» GIVEN REQUEST
Give all of the lines again, with nothing added or dropped.

» DATA ROWS
#####

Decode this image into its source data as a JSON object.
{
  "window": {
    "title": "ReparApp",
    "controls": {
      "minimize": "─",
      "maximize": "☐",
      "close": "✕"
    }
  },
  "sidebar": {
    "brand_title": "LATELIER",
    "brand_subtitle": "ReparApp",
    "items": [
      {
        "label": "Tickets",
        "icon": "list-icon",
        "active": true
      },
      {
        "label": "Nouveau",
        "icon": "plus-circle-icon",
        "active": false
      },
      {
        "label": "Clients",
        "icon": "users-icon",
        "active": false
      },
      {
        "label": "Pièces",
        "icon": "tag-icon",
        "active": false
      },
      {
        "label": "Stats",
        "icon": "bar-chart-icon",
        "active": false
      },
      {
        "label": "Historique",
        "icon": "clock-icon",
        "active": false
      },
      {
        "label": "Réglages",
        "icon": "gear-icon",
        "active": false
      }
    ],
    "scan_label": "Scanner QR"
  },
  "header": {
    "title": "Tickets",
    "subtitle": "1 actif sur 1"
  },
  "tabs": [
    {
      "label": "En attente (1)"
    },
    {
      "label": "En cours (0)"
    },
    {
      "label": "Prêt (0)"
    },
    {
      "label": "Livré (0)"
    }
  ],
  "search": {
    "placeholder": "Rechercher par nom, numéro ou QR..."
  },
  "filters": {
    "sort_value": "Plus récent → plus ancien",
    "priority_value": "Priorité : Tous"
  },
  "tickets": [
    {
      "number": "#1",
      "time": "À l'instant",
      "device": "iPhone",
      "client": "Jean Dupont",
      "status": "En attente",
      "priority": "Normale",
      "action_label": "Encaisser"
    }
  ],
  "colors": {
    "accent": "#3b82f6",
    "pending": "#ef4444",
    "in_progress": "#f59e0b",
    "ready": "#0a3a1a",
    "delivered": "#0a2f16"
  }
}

#####

» THE OUTPUT
Decode this image into its source data as a JSON object.
{
  "window": {
    "title": "ReparApp",
    "controls": {
      "minimize": "─",
      "maximize": "☐",
      "close": "✕"
    }
  },
  "sidebar": {
    "brand_title": "LATELIER",
    "brand_subtitle": "ReparApp",
    "items": [
      {
        "label": "Tickets",
        "icon": "list-icon",
        "active": true
      },
      {
        "label": "Nouveau",
        "icon": "plus-circle-icon",
        "active": false
      },
      {
        "label": "Clients",
        "icon": "users-icon",
        "active": false
      },
      {
        "label": "Pièces",
        "icon": "tag-icon",
        "active": false
      },
      {
        "label": "Stats",
        "icon": "bar-chart-icon",
        "active": false
      },
      {
        "label": "Historique",
        "icon": "clock-icon",
        "active": false
      },
      {
        "label": "Réglages",
        "icon": "gear-icon",
        "active": false
      }
    ],
    "scan_label": "Scanner QR"
  },
  "header": {
    "title": "Tickets",
    "subtitle": "1 actif sur 1"
  },
  "tabs": [
    {
      "label": "En attente (1)"
    },
    {
      "label": "En cours (0)"
    },
    {
      "label": "Prêt (0)"
    },
    {
      "label": "Livré (0)"
    }
  ],
  "search": {
    "placeholder": "Rechercher par nom, numéro ou QR..."
  },
  "filters": {
    "sort_value": "Plus récent → plus ancien",
    "priority_value": "Priorité : Tous"
  },
  "tickets": [
    {
      "number": "#1",
      "time": "À l'instant",
      "device": "iPhone",
      "client": "Jean Dupont",
      "status": "En attente",
      "priority": "Normale",
      "action_label": "Encaisser"
    }
  ],
  "colors": {
    "accent": "#3b82f6",
    "pending": "#ef4444",
    "in_progress": "#f59e0b",
    "ready": "#0a3a1a",
    "delivered": "#0a2f16"
  }
}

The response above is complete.